Collected data entries:
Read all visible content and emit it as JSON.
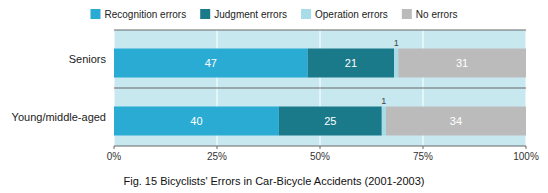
{
  "chart_data": {
    "type": "bar",
    "orientation": "horizontal",
    "stacked": true,
    "title": "Fig. 15  Bicyclists' Errors in Car-Bicycle Accidents  (2001-2003)",
    "categories": [
      "Seniors",
      "Young/middle-aged"
    ],
    "series": [
      {
        "name": "Recognition errors",
        "color": "#29ABD4",
        "values": [
          47,
          40
        ]
      },
      {
        "name": "Judgment errors",
        "color": "#1A7A8A",
        "values": [
          21,
          25
        ]
      },
      {
        "name": "Operation errors",
        "color": "#A8DCE8",
        "values": [
          1,
          1
        ]
      },
      {
        "name": "No errors",
        "color": "#BBBBBB",
        "values": [
          31,
          34
        ]
      }
    ],
    "xlim": [
      0,
      100
    ],
    "xticks": [
      {
        "value": 0,
        "label": "0%"
      },
      {
        "value": 25,
        "label": "25%"
      },
      {
        "value": 50,
        "label": "50%"
      },
      {
        "value": 75,
        "label": "75%"
      },
      {
        "value": 100,
        "label": "100%"
      }
    ],
    "grid": true,
    "legend": "top",
    "data_labels": true
  }
}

• _GOAL_:
Write out each entry exactly as given, omitting any picture.

• _OUTPUT OF THE TASK_:
Read all visible content and emit it as JSON.
{
  "chart_data": {
    "type": "bar",
    "orientation": "horizontal",
    "stacked": true,
    "title": "Fig. 15  Bicyclists' Errors in Car-Bicycle Accidents  (2001-2003)",
    "categories": [
      "Seniors",
      "Young/middle-aged"
    ],
    "series": [
      {
        "name": "Recognition errors",
        "color": "#29ABD4",
        "values": [
          47,
          40
        ]
      },
      {
        "name": "Judgment errors",
        "color": "#1A7A8A",
        "values": [
          21,
          25
        ]
      },
      {
        "name": "Operation errors",
        "color": "#A8DCE8",
        "values": [
          1,
          1
        ]
      },
      {
        "name": "No errors",
        "color": "#BBBBBB",
        "values": [
          31,
          34
        ]
      }
    ],
    "xlim": [
      0,
      100
    ],
    "xticks": [
      {
        "value": 0,
        "label": "0%"
      },
      {
        "value": 25,
        "label": "25%"
      },
      {
        "value": 50,
        "label": "50%"
      },
      {
        "value": 75,
        "label": "75%"
      },
      {
        "value": 100,
        "label": "100%"
      }
    ],
    "grid": true,
    "legend": "top",
    "data_labels": true
  }
}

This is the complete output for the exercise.